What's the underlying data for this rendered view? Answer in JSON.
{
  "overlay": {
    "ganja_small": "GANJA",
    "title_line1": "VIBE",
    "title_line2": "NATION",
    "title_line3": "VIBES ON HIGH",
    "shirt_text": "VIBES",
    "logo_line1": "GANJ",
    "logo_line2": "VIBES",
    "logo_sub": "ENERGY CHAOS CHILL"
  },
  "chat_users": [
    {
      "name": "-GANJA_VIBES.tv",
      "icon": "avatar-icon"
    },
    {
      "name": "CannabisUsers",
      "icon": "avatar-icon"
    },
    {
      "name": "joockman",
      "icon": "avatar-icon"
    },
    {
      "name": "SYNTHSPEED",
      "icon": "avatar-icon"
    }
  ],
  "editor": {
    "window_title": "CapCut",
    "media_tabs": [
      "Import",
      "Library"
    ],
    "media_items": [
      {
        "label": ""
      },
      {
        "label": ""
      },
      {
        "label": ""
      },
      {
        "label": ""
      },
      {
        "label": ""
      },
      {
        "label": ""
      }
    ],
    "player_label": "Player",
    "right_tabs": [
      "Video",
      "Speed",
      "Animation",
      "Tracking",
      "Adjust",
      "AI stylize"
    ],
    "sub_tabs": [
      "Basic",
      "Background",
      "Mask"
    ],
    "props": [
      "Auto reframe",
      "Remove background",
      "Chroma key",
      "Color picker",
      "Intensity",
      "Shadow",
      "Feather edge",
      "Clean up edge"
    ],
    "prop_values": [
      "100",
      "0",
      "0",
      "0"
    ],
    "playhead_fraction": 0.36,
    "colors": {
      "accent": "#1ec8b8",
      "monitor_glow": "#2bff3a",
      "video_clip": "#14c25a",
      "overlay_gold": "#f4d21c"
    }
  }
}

------------------------------------------------------------

◆ **Exercise**
Only the number is needed here: how many lines of the records contain "name"?

◆ **Answer to this exercise**
4